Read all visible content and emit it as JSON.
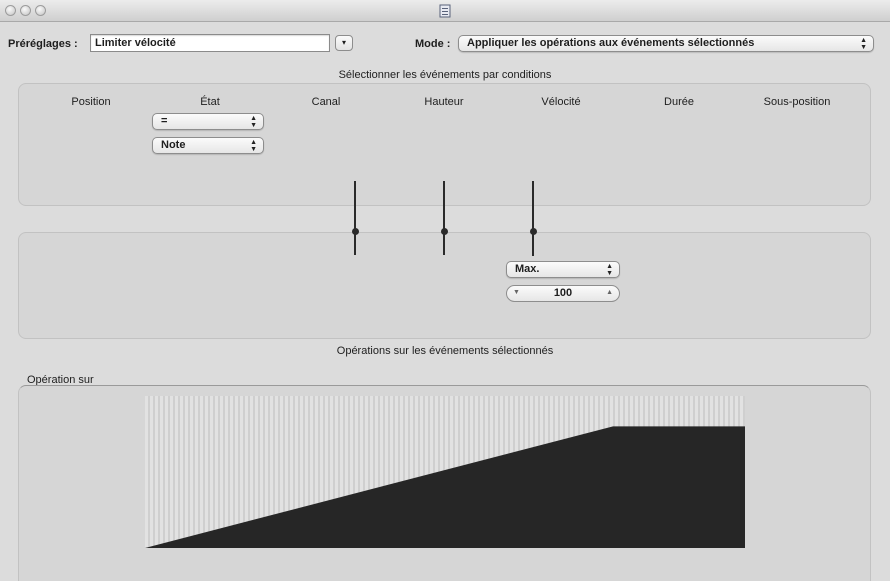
{
  "window": {
    "title_icon": "document-icon"
  },
  "presets": {
    "label": "Préréglages :",
    "value": "Limiter vélocité",
    "menu_button_glyph": "▾"
  },
  "mode": {
    "label": "Mode :",
    "value": "Appliquer les opérations aux événements sélectionnés"
  },
  "conditions": {
    "title": "Sélectionner les événements par conditions",
    "columns": [
      "Position",
      "État",
      "Canal",
      "Hauteur",
      "Vélocité",
      "Durée",
      "Sous-position"
    ],
    "etat_operator": "=",
    "etat_value": "Note"
  },
  "operations": {
    "velocity_operation": "Max.",
    "velocity_value": "100",
    "title": "Opérations sur les événements sélectionnés"
  },
  "operation_on": {
    "label": "Opération sur",
    "curve": {
      "start_level": 0,
      "plateau_start": 0.78,
      "plateau_level": 0.8
    }
  }
}
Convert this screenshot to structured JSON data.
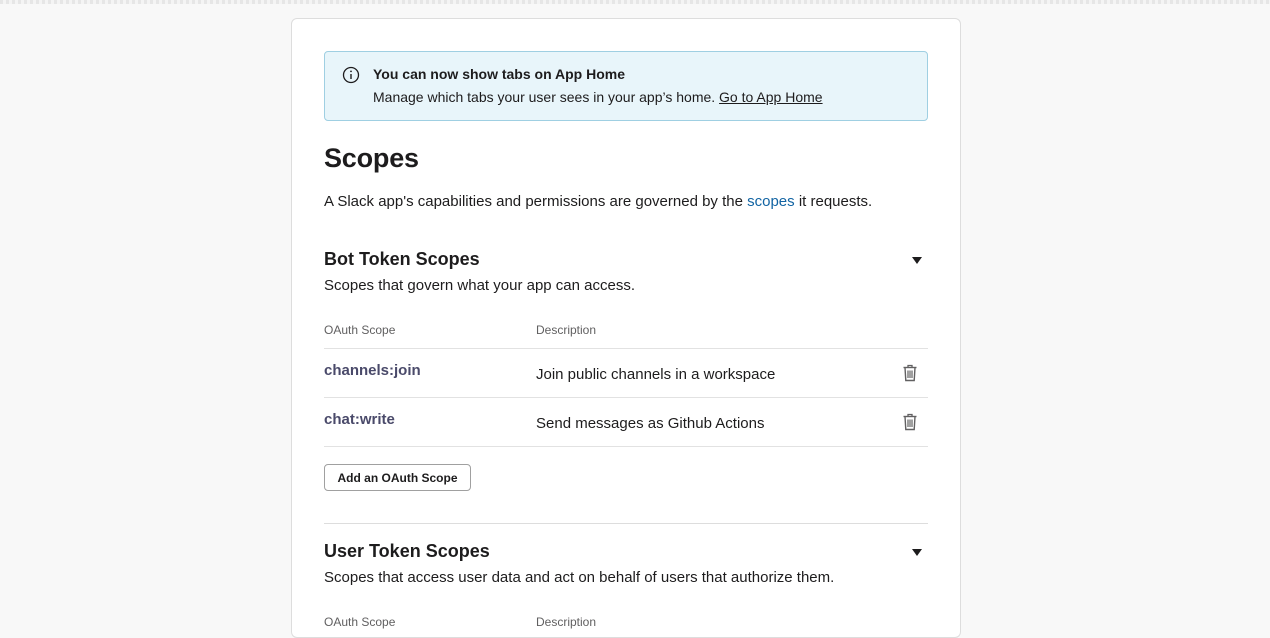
{
  "banner": {
    "title": "You can now show tabs on App Home",
    "body": "Manage which tabs your user sees in your app’s home.",
    "link": "Go to App Home"
  },
  "page": {
    "title": "Scopes",
    "intro_before": "A Slack app's capabilities and permissions are governed by the",
    "intro_link": "scopes",
    "intro_after": "it requests."
  },
  "bot_section": {
    "title": "Bot Token Scopes",
    "subtitle": "Scopes that govern what your app can access.",
    "columns": [
      "OAuth Scope",
      "Description"
    ],
    "rows": [
      {
        "scope": "channels:join",
        "description": "Join public channels in a workspace"
      },
      {
        "scope": "chat:write",
        "description": "Send messages as Github Actions"
      }
    ],
    "add_button": "Add an OAuth Scope"
  },
  "user_section": {
    "title": "User Token Scopes",
    "subtitle": "Scopes that access user data and act on behalf of users that authorize them.",
    "columns": [
      "OAuth Scope",
      "Description"
    ]
  },
  "icons": {
    "info": "info-circle-icon",
    "caret": "caret-down-icon",
    "delete": "trash-icon"
  },
  "colors": {
    "banner_bg": "#e8f5fa",
    "banner_border": "#9fcfe2",
    "link": "#1264a3",
    "scope_text": "#4a4a6a"
  }
}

================

**TASK INSTRUCTIONS:**
Quote in full the listing given above; the images are to be left out.

**ANSWER IN FULL:**
Read all visible content and emit it as JSON.
{
  "window": {
    "title_icon": "document-icon"
  },
  "presets": {
    "label": "Préréglages :",
    "value": "Limiter vélocité",
    "menu_button_glyph": "▾"
  },
  "mode": {
    "label": "Mode :",
    "value": "Appliquer les opérations aux événements sélectionnés"
  },
  "conditions": {
    "title": "Sélectionner les événements par conditions",
    "columns": [
      "Position",
      "État",
      "Canal",
      "Hauteur",
      "Vélocité",
      "Durée",
      "Sous-position"
    ],
    "etat_operator": "=",
    "etat_value": "Note"
  },
  "operations": {
    "velocity_operation": "Max.",
    "velocity_value": "100",
    "title": "Opérations sur les événements sélectionnés"
  },
  "operation_on": {
    "label": "Opération sur",
    "curve": {
      "start_level": 0,
      "plateau_start": 0.78,
      "plateau_level": 0.8
    }
  }
}
Convert this screenshot to structured JSON data.
{
  "banner": {
    "title": "You can now show tabs on App Home",
    "body": "Manage which tabs your user sees in your app’s home.",
    "link": "Go to App Home"
  },
  "page": {
    "title": "Scopes",
    "intro_before": "A Slack app's capabilities and permissions are governed by the",
    "intro_link": "scopes",
    "intro_after": "it requests."
  },
  "bot_section": {
    "title": "Bot Token Scopes",
    "subtitle": "Scopes that govern what your app can access.",
    "columns": [
      "OAuth Scope",
      "Description"
    ],
    "rows": [
      {
        "scope": "channels:join",
        "description": "Join public channels in a workspace"
      },
      {
        "scope": "chat:write",
        "description": "Send messages as Github Actions"
      }
    ],
    "add_button": "Add an OAuth Scope"
  },
  "user_section": {
    "title": "User Token Scopes",
    "subtitle": "Scopes that access user data and act on behalf of users that authorize them.",
    "columns": [
      "OAuth Scope",
      "Description"
    ]
  },
  "icons": {
    "info": "info-circle-icon",
    "caret": "caret-down-icon",
    "delete": "trash-icon"
  },
  "colors": {
    "banner_bg": "#e8f5fa",
    "banner_border": "#9fcfe2",
    "link": "#1264a3",
    "scope_text": "#4a4a6a"
  }
}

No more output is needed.